### MATERIAL TO PROCESS

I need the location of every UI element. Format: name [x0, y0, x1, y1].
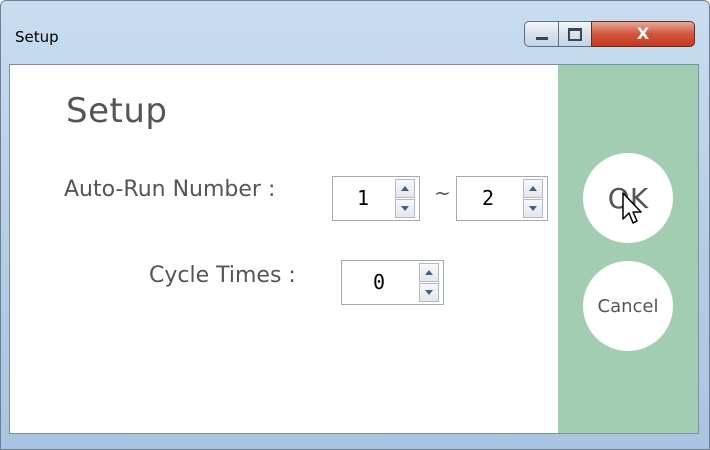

--

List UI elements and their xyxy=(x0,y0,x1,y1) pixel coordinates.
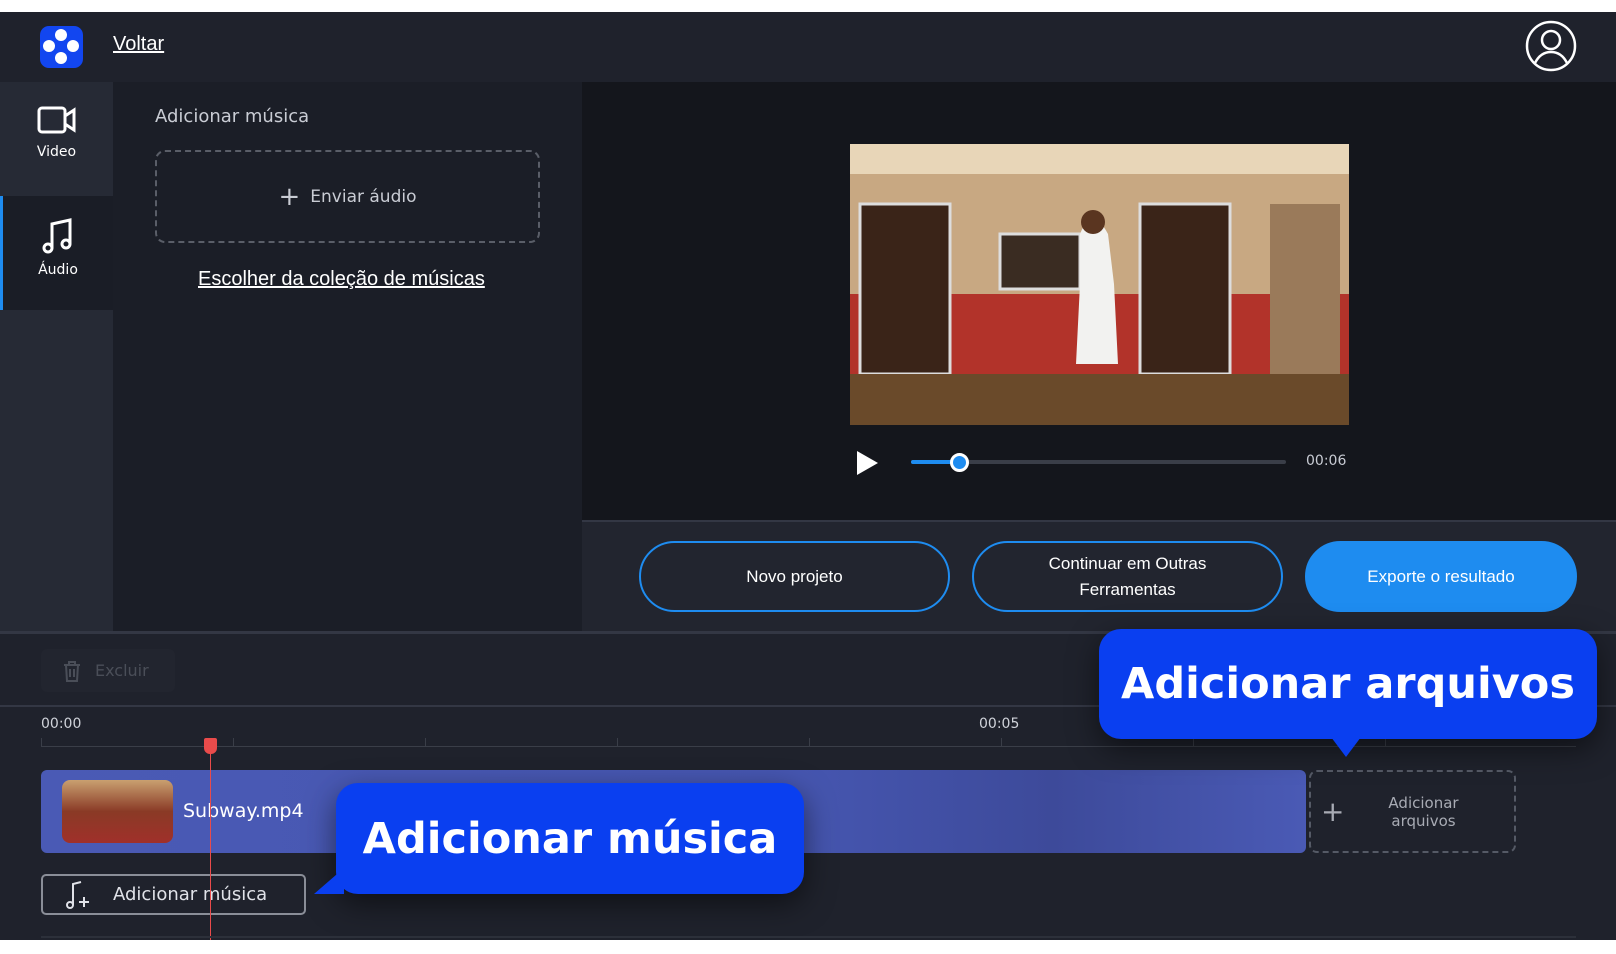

* * *

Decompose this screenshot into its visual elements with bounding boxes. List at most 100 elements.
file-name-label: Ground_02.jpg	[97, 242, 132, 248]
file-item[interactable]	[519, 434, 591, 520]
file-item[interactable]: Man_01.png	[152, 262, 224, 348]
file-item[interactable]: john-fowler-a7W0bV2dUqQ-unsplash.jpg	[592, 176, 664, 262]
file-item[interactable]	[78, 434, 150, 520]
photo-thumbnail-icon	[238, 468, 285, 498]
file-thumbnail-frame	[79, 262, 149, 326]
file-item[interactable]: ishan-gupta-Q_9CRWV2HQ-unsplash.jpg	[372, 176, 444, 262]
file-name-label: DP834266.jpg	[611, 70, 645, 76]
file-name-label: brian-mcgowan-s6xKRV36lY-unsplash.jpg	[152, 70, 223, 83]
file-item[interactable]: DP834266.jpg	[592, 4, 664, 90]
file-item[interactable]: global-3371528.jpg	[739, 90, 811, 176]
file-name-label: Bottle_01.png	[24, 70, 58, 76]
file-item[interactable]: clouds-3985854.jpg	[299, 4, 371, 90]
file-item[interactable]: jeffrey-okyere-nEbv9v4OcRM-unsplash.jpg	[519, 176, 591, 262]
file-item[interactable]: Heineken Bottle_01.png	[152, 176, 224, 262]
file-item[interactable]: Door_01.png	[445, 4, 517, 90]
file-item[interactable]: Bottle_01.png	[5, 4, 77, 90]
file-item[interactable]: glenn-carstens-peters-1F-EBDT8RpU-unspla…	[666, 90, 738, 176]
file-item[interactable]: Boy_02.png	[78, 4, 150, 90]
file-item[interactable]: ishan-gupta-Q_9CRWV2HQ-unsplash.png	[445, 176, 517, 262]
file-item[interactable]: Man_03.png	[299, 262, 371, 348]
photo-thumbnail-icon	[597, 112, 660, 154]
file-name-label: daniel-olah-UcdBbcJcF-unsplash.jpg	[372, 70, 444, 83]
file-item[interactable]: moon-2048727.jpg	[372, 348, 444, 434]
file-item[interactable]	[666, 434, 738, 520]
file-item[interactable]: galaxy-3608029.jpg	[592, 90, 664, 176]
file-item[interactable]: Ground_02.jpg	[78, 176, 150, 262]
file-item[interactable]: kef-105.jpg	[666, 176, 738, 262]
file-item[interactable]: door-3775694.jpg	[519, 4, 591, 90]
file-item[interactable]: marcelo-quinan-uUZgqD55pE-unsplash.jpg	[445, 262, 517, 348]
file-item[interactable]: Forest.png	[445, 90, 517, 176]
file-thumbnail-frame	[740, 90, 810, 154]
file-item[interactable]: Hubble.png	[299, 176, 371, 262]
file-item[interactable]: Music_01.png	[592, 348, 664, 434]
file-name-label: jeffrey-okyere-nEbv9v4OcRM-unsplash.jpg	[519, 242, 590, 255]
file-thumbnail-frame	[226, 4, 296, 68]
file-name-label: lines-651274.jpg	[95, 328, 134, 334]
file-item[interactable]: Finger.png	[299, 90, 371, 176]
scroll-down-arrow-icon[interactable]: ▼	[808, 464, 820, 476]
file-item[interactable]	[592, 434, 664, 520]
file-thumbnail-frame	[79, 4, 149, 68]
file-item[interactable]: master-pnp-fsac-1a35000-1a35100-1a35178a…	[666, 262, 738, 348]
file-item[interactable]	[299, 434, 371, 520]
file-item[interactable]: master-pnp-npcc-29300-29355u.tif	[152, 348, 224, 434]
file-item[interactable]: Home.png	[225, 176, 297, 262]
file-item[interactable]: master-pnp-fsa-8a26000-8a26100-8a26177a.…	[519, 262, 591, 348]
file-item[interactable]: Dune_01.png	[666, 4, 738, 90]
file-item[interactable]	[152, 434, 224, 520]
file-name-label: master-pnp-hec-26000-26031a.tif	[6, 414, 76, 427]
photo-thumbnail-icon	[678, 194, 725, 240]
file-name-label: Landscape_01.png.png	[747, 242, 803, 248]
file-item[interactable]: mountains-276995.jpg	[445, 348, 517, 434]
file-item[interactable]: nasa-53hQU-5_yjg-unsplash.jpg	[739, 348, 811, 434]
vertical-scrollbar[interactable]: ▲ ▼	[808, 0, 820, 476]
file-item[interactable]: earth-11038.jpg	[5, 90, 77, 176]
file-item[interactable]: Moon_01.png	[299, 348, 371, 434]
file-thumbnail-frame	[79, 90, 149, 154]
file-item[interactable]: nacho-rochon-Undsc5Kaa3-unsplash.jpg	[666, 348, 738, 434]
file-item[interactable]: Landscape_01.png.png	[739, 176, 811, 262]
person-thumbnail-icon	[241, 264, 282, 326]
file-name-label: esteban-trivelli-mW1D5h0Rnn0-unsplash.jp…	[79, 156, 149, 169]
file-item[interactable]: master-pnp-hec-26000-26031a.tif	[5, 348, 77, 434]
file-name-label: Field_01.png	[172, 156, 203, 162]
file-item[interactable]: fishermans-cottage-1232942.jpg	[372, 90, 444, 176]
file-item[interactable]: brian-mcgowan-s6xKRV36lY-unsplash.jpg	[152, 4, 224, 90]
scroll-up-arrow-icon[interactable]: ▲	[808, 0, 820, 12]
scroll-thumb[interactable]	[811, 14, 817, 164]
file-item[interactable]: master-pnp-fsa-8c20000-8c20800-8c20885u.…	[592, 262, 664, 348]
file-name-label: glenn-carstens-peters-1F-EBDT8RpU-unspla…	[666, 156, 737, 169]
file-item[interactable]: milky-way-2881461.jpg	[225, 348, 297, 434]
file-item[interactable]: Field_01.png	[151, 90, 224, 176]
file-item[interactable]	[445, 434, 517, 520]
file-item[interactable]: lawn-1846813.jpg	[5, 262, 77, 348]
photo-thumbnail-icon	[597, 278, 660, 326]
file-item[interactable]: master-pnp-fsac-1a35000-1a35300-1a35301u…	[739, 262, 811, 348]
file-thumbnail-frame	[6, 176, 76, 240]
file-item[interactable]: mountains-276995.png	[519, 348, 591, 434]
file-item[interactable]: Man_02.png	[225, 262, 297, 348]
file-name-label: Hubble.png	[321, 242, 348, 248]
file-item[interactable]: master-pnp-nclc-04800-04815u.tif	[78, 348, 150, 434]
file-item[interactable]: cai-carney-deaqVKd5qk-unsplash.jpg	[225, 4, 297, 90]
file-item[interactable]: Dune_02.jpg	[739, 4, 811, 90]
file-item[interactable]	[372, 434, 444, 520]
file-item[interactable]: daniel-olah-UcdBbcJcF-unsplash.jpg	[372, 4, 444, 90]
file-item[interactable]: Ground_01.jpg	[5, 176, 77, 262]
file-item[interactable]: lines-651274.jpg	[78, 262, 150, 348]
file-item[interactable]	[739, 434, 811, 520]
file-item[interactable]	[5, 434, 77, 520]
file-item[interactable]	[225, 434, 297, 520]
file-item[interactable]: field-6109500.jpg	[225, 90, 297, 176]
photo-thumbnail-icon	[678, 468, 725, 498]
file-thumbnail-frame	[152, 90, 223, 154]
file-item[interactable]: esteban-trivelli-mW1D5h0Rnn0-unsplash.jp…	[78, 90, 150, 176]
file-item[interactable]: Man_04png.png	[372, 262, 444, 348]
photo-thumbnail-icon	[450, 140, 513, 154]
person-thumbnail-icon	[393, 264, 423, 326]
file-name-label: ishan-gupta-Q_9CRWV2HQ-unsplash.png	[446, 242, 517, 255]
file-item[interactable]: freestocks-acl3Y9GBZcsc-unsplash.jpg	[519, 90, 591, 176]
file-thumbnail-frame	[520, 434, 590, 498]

### WHAT YOU HAVE TO DO
Extract every line of the records that contains the word "glenn", matching case exactly.

### RESULT BELOW
file-item[interactable]: glenn-carstens-peters-1F-EBDT8RpU-unspla…	[666, 90, 738, 176]
file-name-label: glenn-carstens-peters-1F-EBDT8RpU-unspla…	[666, 156, 737, 169]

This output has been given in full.